>> Begin Dataset records

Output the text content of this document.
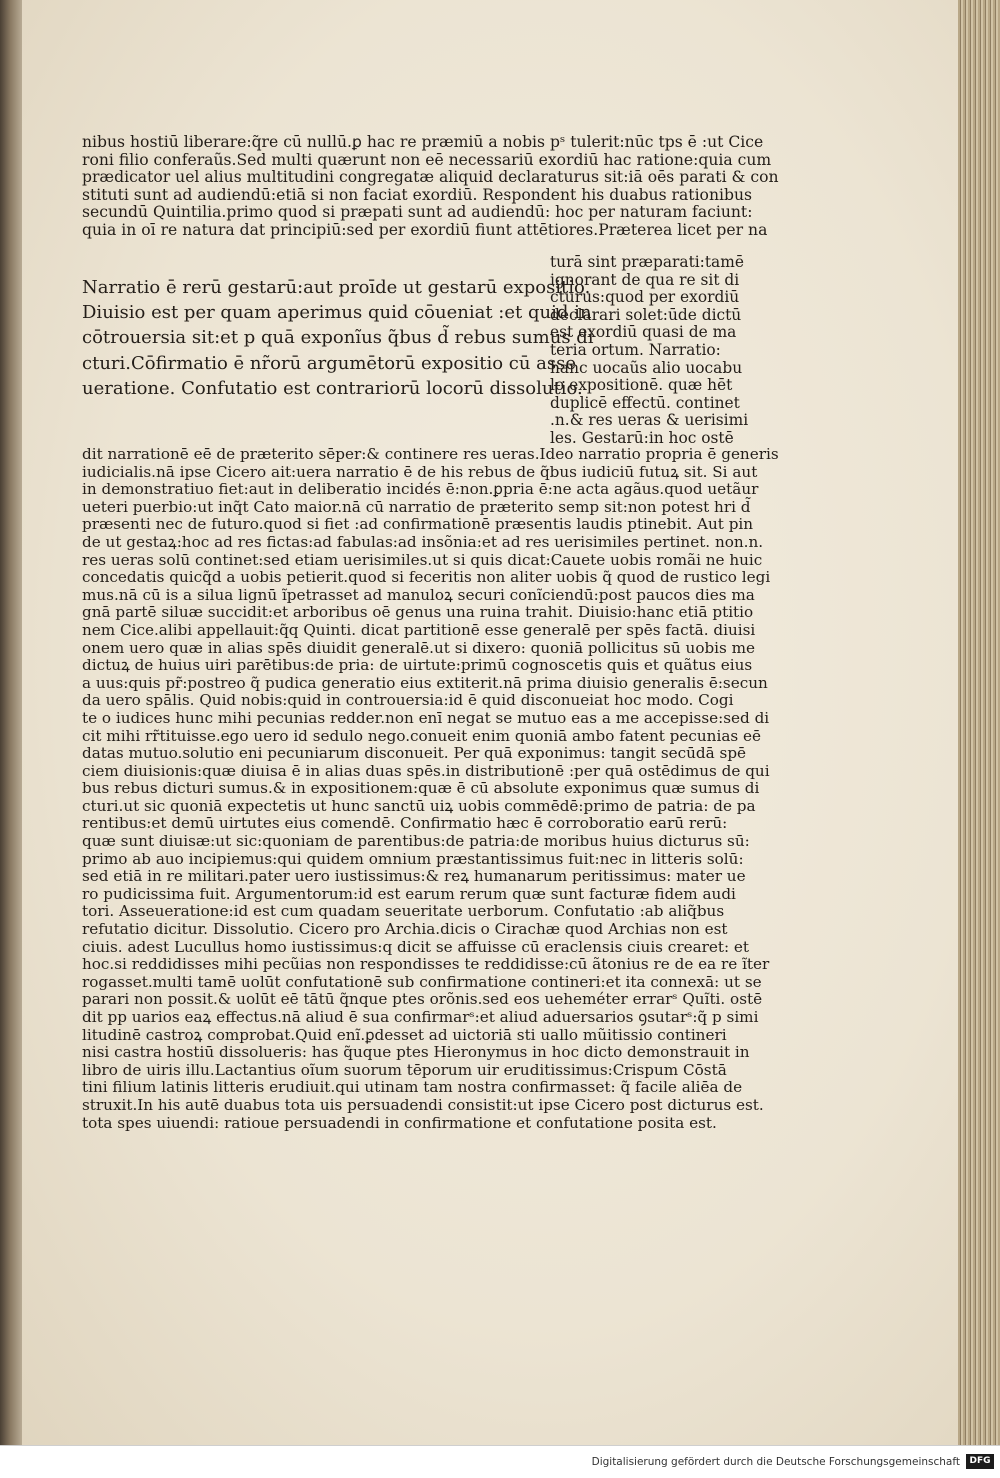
nibus hostiū liberare:q̃re cū nullū.ꝑ hac re præmiū a nobis pˢ tulerit:nūc tps ē :ut Cice
roni filio conferaũs.Sed multi quærunt non eē necessariū exordiū hac ratione:quia cum
prædicator uel alius multitudini congregatæ aliquid declaraturus sit:iā oēs parati & con
stituti sunt ad audiendū:etiā si non faciat exordiū. Respondent his duabus rationibus
secundū Quintilia.primo quod si præpati sunt ad audiendū: hoc per naturam faciunt:
quia in oī re natura dat principiū:sed per exordiū fiunt attētiores.Præterea licet per na
Narratio ē rerū gestarū:aut proīde ut gestarū expositio.
Diuisio est per quam aperimus quid cōueniat :et quid in
cōtrouersia sit:et p quā exponĩus q̃bus d̃ rebus sumus di
cturi.Cōfirmatio ē nr̃orū argumētorū expositio cū asse
ueratione. Confutatio est contrariorū locorū dissolutio.
turā sint præparati:tamē
ignorant de qua re sit di
cturus:quod per exordiū
declarari solet:ūde dictū
est exordiū quasi de ma
teria ortum. Narratio:
hanc uocaũs alio uocabu
lo expositionē. quæ hēt
duplicē effectū. continet
.n.& res ueras & uerisimi
les. Gestarū:in hoc ostē
dit narrationē eē de præterito sēper:& continere res ueras.Ideo narratio propria ē generis
iudicialis.nā ipse Cicero ait:uera narratio ē de his rebus de q̃bus iudiciū futuꝝ sit. Si aut
in demonstratiuo fiet:aut in deliberatio incidés ē:non.ꝑpria ē:ne acta agãus.quod uetãur
ueteri puerbio:ut inq̃t Cato maior.nā cū narratio de præterito semp sit:non potest hri d̃
præsenti nec de futuro.quod si fiet :ad confirmationē præsentis laudis ptinebit. Aut pin
de ut gestaꝝ:hoc ad res fictas:ad fabulas:ad insõnia:et ad res uerisimiles pertinet. non.n.
res ueras solū continet:sed etiam uerisimiles.ut si quis dicat:Cauete uobis romãi ne huic
concedatis quicq̃d a uobis petierit.quod si feceritis non aliter uobis q̃ quod de rustico legi
mus.nā cū is a silua lignū ĩpetrasset ad manuloꝝ securi conĩciendū:post paucos dies ma
gnā partē siluæ succidit:et arboribus oē genus una ruina trahit. Diuisio:hanc etiā ptitio
nem Cice.alibi appellauit:q̃q Quinti. dicat partitionē esse generalē per spēs factā. diuisi
onem uero quæ in alias spēs diuidit generalē.ut si dixero: quoniā pollicitus sū uobis me
dictuꝝ de huius uiri parētibus:de pria: de uirtute:primū cognoscetis quis et quãtus eius
a uus:quis pr̃:postreo q̃ pudica generatio eius extiterit.nā prima diuisio generalis ē:secun
da uero spālis. Quid nobis:quid in controuersia:id ē quid disconueiat hoc modo. Cogi
te o iudices hunc mihi pecunias redder.non enī negat se mutuo eas a me accepisse:sed di
cit mihi rr̃tituisse.ego uero id sedulo nego.conueit enim quoniā ambo fatent pecunias eē
datas mutuo.solutio eni pecuniarum disconueit. Per quā exponimus: tangit secūdā spē
ciem diuisionis:quæ diuisa ē in alias duas spēs.in distributionē :per quā ostēdimus de qui
bus rebus dicturi sumus.& in expositionem:quæ ē cū absolute exponimus quæ sumus di
cturi.ut sic quoniā expectetis ut hunc sanctū uiꝝ uobis commēdē:primo de patria: de pa
rentibus:et demū uirtutes eius comendē. Confirmatio hæc ē corroboratio earū rerū:
quæ sunt diuisæ:ut sic:quoniam de parentibus:de patria:de moribus huius dicturus sū:
primo ab auo incipiemus:qui quidem omnium præstantissimus fuit:nec in litteris solū:
sed etiā in re militari.pater uero iustissimus:& reꝝ humanarum peritissimus: mater ue
ro pudicissima fuit. Argumentorum:id est earum rerum quæ sunt facturæ fidem audi
tori. Asseueratione:id est cum quadam seueritate uerborum. Confutatio :ab aliq̃bus
refutatio dicitur. Dissolutio. Cicero pro Archia.dicis o Cirachæ quod Archias non est
ciuis. adest Lucullus homo iustissimus:q dicit se affuisse cū eraclensis ciuis crearet: et
hoc.si reddidisses mihi pecũias non respondisses te reddidisse:cū ãtonius re de ea re ĩter
rogasset.multi tamē uolūt confutationē sub confirmatione contineri:et ita connexā: ut se
parari non possit.& uolūt eē tātū q̃nque ptes orõnis.sed eos ueheméter errarˢ Quĩti. ostē
dit pp uarios eaꝝ effectus.nā aliud ē sua confirmarˢ:et aliud aduersarios ꝯsutarˢ:q̃ p simi
litudinē castroꝝ comprobat.Quid enĩ.ꝑdesset ad uictoriā sti uallo mũitissio contineri
nisi castra hostiū dissolueris: has q̃uque ptes Hieronymus in hoc dicto demonstrauit in
libro de uiris illu.Lactantius oĩum suorum tēporum uir eruditissimus:Crispum Cōstā
tini filium latinis litteris erudiuit.qui utinam tam nostra confirmasset: q̃ facile aliēa de
struxit.In his autē duabus tota uis persuadendi consistit:ut ipse Cicero post dicturus est.
tota spes uiuendi: ratioue persuadendi in confirmatione et confutatione posita est.
Digitalisierung gefördert durch die Deutsche Forschungsgemeinschaft	DFG
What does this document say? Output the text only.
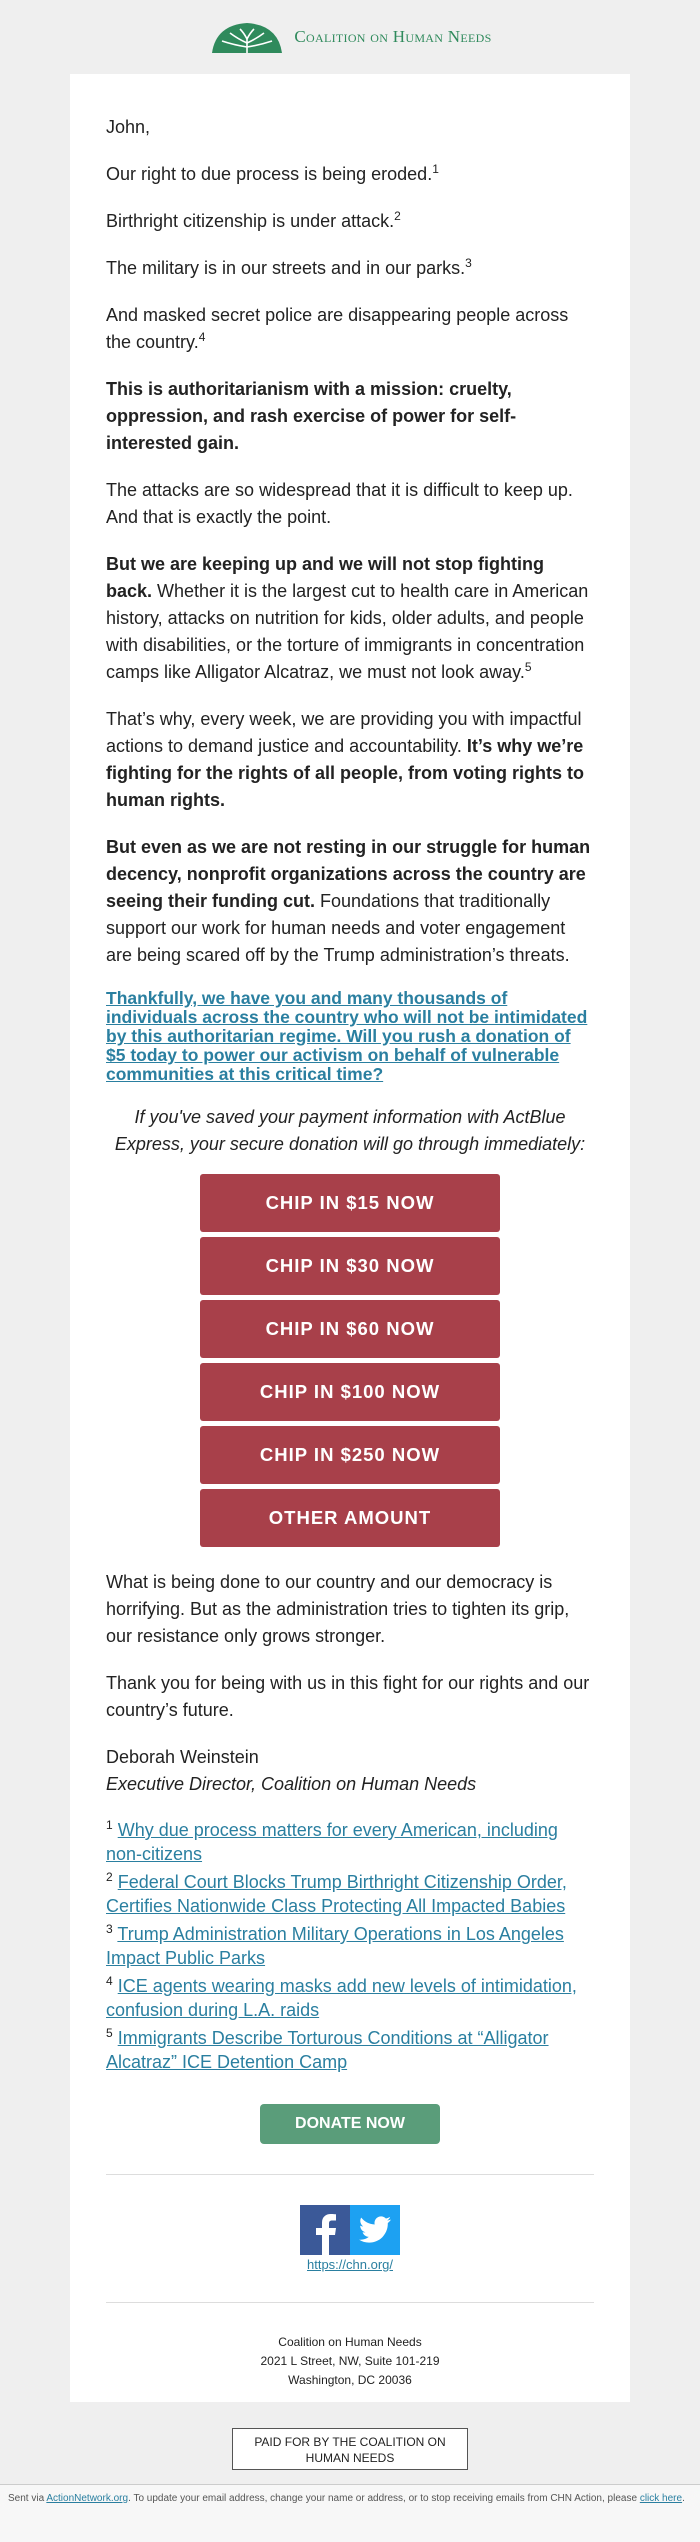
Coalition on Human Needs

John,

Our right to due process is being eroded.$^1$

Birthright citizenship is under attack.$^2$

The military is in our streets and in our parks.$^3$

And masked secret police are disappearing people across the country.$^4$

This is authoritarianism with a mission: cruelty, oppression, and rash exercise of power for self-interested gain.

The attacks are so widespread that it is difficult to keep up. And that is exactly the point.

But we are keeping up and we will not stop fighting back. Whether it is the largest cut to health care in American history, attacks on nutrition for kids, older adults, and people with disabilities, or the torture of immigrants in concentration camps like Alligator Alcatraz, we must not look away.$^5$

That’s why, every week, we are providing you with impactful actions to demand justice and accountability. It’s why we’re fighting for the rights of all people, from voting rights to human rights.

But even as we are not resting in our struggle for human decency, nonprofit organizations across the country are seeing their funding cut. Foundations that traditionally support our work for human needs and voter engagement are being scared off by the Trump administration’s threats.

Thankfully, we have you and many thousands of individuals across the country who will not be intimidated by this authoritarian regime. Will you rush a donation of $5 today to power our activism on behalf of vulnerable communities at this critical time?

If you've saved your payment information with ActBlue Express, your secure donation will go through immediately:

CHIP IN $15 NOW
CHIP IN $30 NOW
CHIP IN $60 NOW
CHIP IN $100 NOW
CHIP IN $250 NOW
OTHER AMOUNT

What is being done to our country and our democracy is horrifying. But as the administration tries to tighten its grip, our resistance only grows stronger.

Thank you for being with us in this fight for our rights and our country’s future.

Deborah Weinstein

Executive Director, Coalition on Human Needs

$^1$ Why due process matters for every American, including non-citizens
$^2$ Federal Court Blocks Trump Birthright Citizenship Order, Certifies Nationwide Class Protecting All Impacted Babies
$^3$ Trump Administration Military Operations in Los Angeles Impact Public Parks
$^4$ ICE agents wearing masks add new levels of intimidation, confusion during L.A. raids
$^5$ Immigrants Describe Torturous Conditions at “Alligator Alcatraz” ICE Detention Camp
DONATE NOW
https://chn.org/
Coalition on Human Needs
2021 L Street, NW, Suite 101-219
Washington, DC 20036
PAID FOR BY THE COALITION ON HUMAN NEEDS
Sent via ActionNetwork.org. To update your email address, change your name or address, or to stop receiving emails from CHN Action, please click here.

>> End Dataset records

Without including any picture, repeat the data exactly.

**Solution to this exercise:**
Output the text content of this document.
nibus hostiū liberare:q̃re cū nullū.ꝑ hac re præmiū a nobis pˢ tulerit:nūc tps ē :ut Cice
roni filio conferaũs.Sed multi quærunt non eē necessariū exordiū hac ratione:quia cum
prædicator uel alius multitudini congregatæ aliquid declaraturus sit:iā oēs parati & con
stituti sunt ad audiendū:etiā si non faciat exordiū. Respondent his duabus rationibus
secundū Quintilia.primo quod si præpati sunt ad audiendū: hoc per naturam faciunt:
quia in oī re natura dat principiū:sed per exordiū fiunt attētiores.Præterea licet per na
Narratio ē rerū gestarū:aut proīde ut gestarū expositio.
Diuisio est per quam aperimus quid cōueniat :et quid in
cōtrouersia sit:et p quā exponĩus q̃bus d̃ rebus sumus di
cturi.Cōfirmatio ē nr̃orū argumētorū expositio cū asse
ueratione. Confutatio est contrariorū locorū dissolutio.
turā sint præparati:tamē
ignorant de qua re sit di
cturus:quod per exordiū
declarari solet:ūde dictū
est exordiū quasi de ma
teria ortum. Narratio:
hanc uocaũs alio uocabu
lo expositionē. quæ hēt
duplicē effectū. continet
.n.& res ueras & uerisimi
les. Gestarū:in hoc ostē
dit narrationē eē de præterito sēper:& continere res ueras.Ideo narratio propria ē generis
iudicialis.nā ipse Cicero ait:uera narratio ē de his rebus de q̃bus iudiciū futuꝝ sit. Si aut
in demonstratiuo fiet:aut in deliberatio incidés ē:non.ꝑpria ē:ne acta agãus.quod uetãur
ueteri puerbio:ut inq̃t Cato maior.nā cū narratio de præterito semp sit:non potest hri d̃
præsenti nec de futuro.quod si fiet :ad confirmationē præsentis laudis ptinebit. Aut pin
de ut gestaꝝ:hoc ad res fictas:ad fabulas:ad insõnia:et ad res uerisimiles pertinet. non.n.
res ueras solū continet:sed etiam uerisimiles.ut si quis dicat:Cauete uobis romãi ne huic
concedatis quicq̃d a uobis petierit.quod si feceritis non aliter uobis q̃ quod de rustico legi
mus.nā cū is a silua lignū ĩpetrasset ad manuloꝝ securi conĩciendū:post paucos dies ma
gnā partē siluæ succidit:et arboribus oē genus una ruina trahit. Diuisio:hanc etiā ptitio
nem Cice.alibi appellauit:q̃q Quinti. dicat partitionē esse generalē per spēs factā. diuisi
onem uero quæ in alias spēs diuidit generalē.ut si dixero: quoniā pollicitus sū uobis me
dictuꝝ de huius uiri parētibus:de pria: de uirtute:primū cognoscetis quis et quãtus eius
a uus:quis pr̃:postreo q̃ pudica generatio eius extiterit.nā prima diuisio generalis ē:secun
da uero spālis. Quid nobis:quid in controuersia:id ē quid disconueiat hoc modo. Cogi
te o iudices hunc mihi pecunias redder.non enī negat se mutuo eas a me accepisse:sed di
cit mihi rr̃tituisse.ego uero id sedulo nego.conueit enim quoniā ambo fatent pecunias eē
datas mutuo.solutio eni pecuniarum disconueit. Per quā exponimus: tangit secūdā spē
ciem diuisionis:quæ diuisa ē in alias duas spēs.in distributionē :per quā ostēdimus de qui
bus rebus dicturi sumus.& in expositionem:quæ ē cū absolute exponimus quæ sumus di
cturi.ut sic quoniā expectetis ut hunc sanctū uiꝝ uobis commēdē:primo de patria: de pa
rentibus:et demū uirtutes eius comendē. Confirmatio hæc ē corroboratio earū rerū:
quæ sunt diuisæ:ut sic:quoniam de parentibus:de patria:de moribus huius dicturus sū:
primo ab auo incipiemus:qui quidem omnium præstantissimus fuit:nec in litteris solū:
sed etiā in re militari.pater uero iustissimus:& reꝝ humanarum peritissimus: mater ue
ro pudicissima fuit. Argumentorum:id est earum rerum quæ sunt facturæ fidem audi
tori. Asseueratione:id est cum quadam seueritate uerborum. Confutatio :ab aliq̃bus
refutatio dicitur. Dissolutio. Cicero pro Archia.dicis o Cirachæ quod Archias non est
ciuis. adest Lucullus homo iustissimus:q dicit se affuisse cū eraclensis ciuis crearet: et
hoc.si reddidisses mihi pecũias non respondisses te reddidisse:cū ãtonius re de ea re ĩter
rogasset.multi tamē uolūt confutationē sub confirmatione contineri:et ita connexā: ut se
parari non possit.& uolūt eē tātū q̃nque ptes orõnis.sed eos ueheméter errarˢ Quĩti. ostē
dit pp uarios eaꝝ effectus.nā aliud ē sua confirmarˢ:et aliud aduersarios ꝯsutarˢ:q̃ p simi
litudinē castroꝝ comprobat.Quid enĩ.ꝑdesset ad uictoriā sti uallo mũitissio contineri
nisi castra hostiū dissolueris: has q̃uque ptes Hieronymus in hoc dicto demonstrauit in
libro de uiris illu.Lactantius oĩum suorum tēporum uir eruditissimus:Crispum Cōstā
tini filium latinis litteris erudiuit.qui utinam tam nostra confirmasset: q̃ facile aliēa de
struxit.In his autē duabus tota uis persuadendi consistit:ut ipse Cicero post dicturus est.
tota spes uiuendi: ratioue persuadendi in confirmatione et confutatione posita est.
Digitalisierung gefördert durch die Deutsche Forschungsgemeinschaft	DFG
What does this document say? Output the text only.
Coalition on Human Needs

John,

Our right to due process is being eroded.$^1$

Birthright citizenship is under attack.$^2$

The military is in our streets and in our parks.$^3$

And masked secret police are disappearing people across the country.$^4$

This is authoritarianism with a mission: cruelty, oppression, and rash exercise of power for self-interested gain.

The attacks are so widespread that it is difficult to keep up. And that is exactly the point.

But we are keeping up and we will not stop fighting back. Whether it is the largest cut to health care in American history, attacks on nutrition for kids, older adults, and people with disabilities, or the torture of immigrants in concentration camps like Alligator Alcatraz, we must not look away.$^5$

That’s why, every week, we are providing you with impactful actions to demand justice and accountability. It’s why we’re fighting for the rights of all people, from voting rights to human rights.

But even as we are not resting in our struggle for human decency, nonprofit organizations across the country are seeing their funding cut. Foundations that traditionally support our work for human needs and voter engagement are being scared off by the Trump administration’s threats.

Thankfully, we have you and many thousands of individuals across the country who will not be intimidated by this authoritarian regime. Will you rush a donation of $5 today to power our activism on behalf of vulnerable communities at this critical time?

If you've saved your payment information with ActBlue Express, your secure donation will go through immediately:

CHIP IN $15 NOW
CHIP IN $30 NOW
CHIP IN $60 NOW
CHIP IN $100 NOW
CHIP IN $250 NOW
OTHER AMOUNT

What is being done to our country and our democracy is horrifying. But as the administration tries to tighten its grip, our resistance only grows stronger.

Thank you for being with us in this fight for our rights and our country’s future.

Deborah Weinstein

Executive Director, Coalition on Human Needs

$^1$ Why due process matters for every American, including non-citizens
$^2$ Federal Court Blocks Trump Birthright Citizenship Order, Certifies Nationwide Class Protecting All Impacted Babies
$^3$ Trump Administration Military Operations in Los Angeles Impact Public Parks
$^4$ ICE agents wearing masks add new levels of intimidation, confusion during L.A. raids
$^5$ Immigrants Describe Torturous Conditions at “Alligator Alcatraz” ICE Detention Camp
DONATE NOW
https://chn.org/
Coalition on Human Needs
2021 L Street, NW, Suite 101-219
Washington, DC 20036
PAID FOR BY THE COALITION ON HUMAN NEEDS
Sent via ActionNetwork.org. To update your email address, change your name or address, or to stop receiving emails from CHN Action, please click here.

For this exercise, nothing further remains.